**AIM:**
In the listing below, count each line containing "preview" and answer with the count only.

**RECORDS PROVIDED:**
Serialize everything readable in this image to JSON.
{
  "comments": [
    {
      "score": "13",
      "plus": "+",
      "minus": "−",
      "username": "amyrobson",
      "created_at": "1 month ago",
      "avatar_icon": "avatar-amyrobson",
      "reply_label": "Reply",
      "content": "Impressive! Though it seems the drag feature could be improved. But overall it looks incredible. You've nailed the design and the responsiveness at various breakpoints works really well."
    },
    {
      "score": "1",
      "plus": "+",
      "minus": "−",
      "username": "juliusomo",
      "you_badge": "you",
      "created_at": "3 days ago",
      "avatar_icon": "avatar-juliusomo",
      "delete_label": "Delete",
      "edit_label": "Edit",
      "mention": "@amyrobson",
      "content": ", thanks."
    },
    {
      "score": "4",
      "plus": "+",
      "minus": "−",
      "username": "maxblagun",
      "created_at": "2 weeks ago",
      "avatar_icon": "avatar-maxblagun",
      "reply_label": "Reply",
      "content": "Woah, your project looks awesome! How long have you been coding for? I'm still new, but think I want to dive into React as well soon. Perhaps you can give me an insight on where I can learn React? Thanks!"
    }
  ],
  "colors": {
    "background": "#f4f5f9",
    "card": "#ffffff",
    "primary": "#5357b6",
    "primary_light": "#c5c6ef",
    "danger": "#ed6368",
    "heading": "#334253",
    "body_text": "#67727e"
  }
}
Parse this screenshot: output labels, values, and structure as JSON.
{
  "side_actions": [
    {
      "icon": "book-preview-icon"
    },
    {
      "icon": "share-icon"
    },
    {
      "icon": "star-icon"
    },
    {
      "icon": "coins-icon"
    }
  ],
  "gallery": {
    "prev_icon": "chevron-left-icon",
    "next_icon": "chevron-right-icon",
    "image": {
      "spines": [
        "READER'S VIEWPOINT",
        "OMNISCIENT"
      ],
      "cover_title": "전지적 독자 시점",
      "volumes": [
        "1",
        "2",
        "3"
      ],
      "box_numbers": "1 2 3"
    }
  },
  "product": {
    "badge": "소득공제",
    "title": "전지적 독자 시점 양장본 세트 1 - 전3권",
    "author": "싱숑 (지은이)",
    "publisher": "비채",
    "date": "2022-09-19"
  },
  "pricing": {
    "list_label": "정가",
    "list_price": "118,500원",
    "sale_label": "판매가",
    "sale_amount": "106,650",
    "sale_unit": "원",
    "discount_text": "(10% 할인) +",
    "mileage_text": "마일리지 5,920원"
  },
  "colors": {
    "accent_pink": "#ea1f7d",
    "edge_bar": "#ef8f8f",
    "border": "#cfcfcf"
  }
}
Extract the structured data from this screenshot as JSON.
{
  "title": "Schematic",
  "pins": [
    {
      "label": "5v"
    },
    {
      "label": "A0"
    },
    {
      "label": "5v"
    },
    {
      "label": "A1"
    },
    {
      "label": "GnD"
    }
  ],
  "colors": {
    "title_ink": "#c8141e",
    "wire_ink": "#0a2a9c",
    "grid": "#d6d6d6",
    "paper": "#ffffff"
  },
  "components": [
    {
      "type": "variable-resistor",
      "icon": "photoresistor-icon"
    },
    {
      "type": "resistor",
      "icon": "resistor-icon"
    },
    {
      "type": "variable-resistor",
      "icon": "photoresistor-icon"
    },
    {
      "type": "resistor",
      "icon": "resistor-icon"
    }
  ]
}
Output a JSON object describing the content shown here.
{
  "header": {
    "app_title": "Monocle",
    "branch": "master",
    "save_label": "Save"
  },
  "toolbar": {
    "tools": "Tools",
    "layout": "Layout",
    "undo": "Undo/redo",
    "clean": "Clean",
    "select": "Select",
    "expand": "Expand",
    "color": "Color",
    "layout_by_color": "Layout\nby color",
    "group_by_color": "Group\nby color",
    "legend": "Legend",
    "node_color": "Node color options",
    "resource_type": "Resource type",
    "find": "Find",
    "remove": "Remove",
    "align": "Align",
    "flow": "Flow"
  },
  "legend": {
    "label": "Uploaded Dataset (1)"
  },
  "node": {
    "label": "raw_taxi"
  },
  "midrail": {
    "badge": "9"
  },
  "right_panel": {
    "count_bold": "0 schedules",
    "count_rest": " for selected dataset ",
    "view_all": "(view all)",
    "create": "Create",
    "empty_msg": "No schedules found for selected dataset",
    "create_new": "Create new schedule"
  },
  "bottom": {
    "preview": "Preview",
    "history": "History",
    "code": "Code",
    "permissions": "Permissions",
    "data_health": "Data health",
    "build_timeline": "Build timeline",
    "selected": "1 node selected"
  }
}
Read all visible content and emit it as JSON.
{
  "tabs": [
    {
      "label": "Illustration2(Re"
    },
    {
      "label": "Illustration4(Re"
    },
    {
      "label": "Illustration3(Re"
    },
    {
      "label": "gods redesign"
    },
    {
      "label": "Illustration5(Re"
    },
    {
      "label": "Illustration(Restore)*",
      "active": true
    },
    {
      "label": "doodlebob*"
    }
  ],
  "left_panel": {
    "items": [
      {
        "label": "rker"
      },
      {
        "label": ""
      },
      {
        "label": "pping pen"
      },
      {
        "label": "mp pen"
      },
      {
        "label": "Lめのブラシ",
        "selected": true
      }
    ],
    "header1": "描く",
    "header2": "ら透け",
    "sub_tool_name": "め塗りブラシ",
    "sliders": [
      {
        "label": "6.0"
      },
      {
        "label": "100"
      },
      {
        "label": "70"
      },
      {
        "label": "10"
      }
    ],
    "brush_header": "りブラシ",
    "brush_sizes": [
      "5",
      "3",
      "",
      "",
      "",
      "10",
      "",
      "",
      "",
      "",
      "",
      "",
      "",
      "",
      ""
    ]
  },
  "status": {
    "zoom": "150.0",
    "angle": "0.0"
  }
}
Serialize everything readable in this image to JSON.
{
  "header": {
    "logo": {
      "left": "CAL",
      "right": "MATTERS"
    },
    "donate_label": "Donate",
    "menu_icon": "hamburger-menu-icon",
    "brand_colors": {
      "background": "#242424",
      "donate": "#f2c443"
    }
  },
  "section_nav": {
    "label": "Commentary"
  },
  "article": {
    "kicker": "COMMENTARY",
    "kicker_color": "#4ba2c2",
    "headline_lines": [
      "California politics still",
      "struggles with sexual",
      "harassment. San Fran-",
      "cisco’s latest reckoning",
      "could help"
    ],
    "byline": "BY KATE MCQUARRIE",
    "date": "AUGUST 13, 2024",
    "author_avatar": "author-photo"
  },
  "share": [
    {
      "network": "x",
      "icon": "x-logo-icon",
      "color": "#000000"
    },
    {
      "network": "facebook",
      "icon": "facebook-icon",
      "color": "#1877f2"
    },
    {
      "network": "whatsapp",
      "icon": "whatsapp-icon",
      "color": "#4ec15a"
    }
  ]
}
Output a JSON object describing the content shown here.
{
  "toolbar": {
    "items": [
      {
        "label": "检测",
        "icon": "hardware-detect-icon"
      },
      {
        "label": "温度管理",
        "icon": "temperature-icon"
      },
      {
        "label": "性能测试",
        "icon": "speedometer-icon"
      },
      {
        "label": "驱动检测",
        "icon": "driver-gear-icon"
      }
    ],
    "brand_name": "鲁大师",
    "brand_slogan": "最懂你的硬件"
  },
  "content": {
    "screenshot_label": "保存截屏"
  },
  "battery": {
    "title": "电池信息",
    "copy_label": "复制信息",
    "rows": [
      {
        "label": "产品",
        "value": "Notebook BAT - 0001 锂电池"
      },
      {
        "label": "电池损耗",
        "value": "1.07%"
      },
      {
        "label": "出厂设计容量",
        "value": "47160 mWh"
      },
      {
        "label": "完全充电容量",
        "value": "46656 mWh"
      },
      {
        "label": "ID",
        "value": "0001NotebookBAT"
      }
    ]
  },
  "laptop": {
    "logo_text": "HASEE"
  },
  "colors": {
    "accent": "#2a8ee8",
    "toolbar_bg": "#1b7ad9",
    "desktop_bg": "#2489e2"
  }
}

**FINAL RESULT:**
2